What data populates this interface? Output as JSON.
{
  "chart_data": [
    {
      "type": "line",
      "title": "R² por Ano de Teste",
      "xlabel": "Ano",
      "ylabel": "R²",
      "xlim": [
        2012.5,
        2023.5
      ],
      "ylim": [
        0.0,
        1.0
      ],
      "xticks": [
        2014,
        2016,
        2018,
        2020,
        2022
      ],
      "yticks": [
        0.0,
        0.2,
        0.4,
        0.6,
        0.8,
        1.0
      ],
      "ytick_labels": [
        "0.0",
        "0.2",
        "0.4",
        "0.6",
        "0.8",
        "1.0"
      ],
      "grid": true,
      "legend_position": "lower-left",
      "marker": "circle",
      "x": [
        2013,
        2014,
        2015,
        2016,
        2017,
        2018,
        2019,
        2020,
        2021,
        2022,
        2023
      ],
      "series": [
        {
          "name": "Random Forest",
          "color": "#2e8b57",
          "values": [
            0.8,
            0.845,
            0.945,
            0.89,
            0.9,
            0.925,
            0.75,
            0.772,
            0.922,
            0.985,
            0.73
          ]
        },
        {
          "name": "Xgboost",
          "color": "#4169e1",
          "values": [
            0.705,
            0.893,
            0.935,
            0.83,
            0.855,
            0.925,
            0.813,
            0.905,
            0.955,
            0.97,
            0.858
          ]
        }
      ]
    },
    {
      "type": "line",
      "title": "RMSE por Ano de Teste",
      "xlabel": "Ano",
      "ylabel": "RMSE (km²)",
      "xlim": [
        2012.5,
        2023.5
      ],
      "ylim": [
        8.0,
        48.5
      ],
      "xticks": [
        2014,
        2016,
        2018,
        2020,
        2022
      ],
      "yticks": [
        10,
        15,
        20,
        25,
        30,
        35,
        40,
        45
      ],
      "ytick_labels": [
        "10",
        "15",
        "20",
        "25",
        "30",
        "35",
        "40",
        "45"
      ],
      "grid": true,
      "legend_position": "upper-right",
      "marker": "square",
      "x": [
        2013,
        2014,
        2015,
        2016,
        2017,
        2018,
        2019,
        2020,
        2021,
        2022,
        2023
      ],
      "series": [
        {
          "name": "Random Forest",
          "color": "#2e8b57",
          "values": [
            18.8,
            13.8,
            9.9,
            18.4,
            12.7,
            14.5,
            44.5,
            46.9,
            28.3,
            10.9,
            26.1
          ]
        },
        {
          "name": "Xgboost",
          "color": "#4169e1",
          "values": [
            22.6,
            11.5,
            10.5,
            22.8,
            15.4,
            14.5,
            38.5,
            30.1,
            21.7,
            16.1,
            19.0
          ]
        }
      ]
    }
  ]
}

## Instructions for the task
Copy every line of the records above that holds the word "RMSE".

## Completed exercise
      "title": "RMSE por Ano de Teste",
      "ylabel": "RMSE (km²)",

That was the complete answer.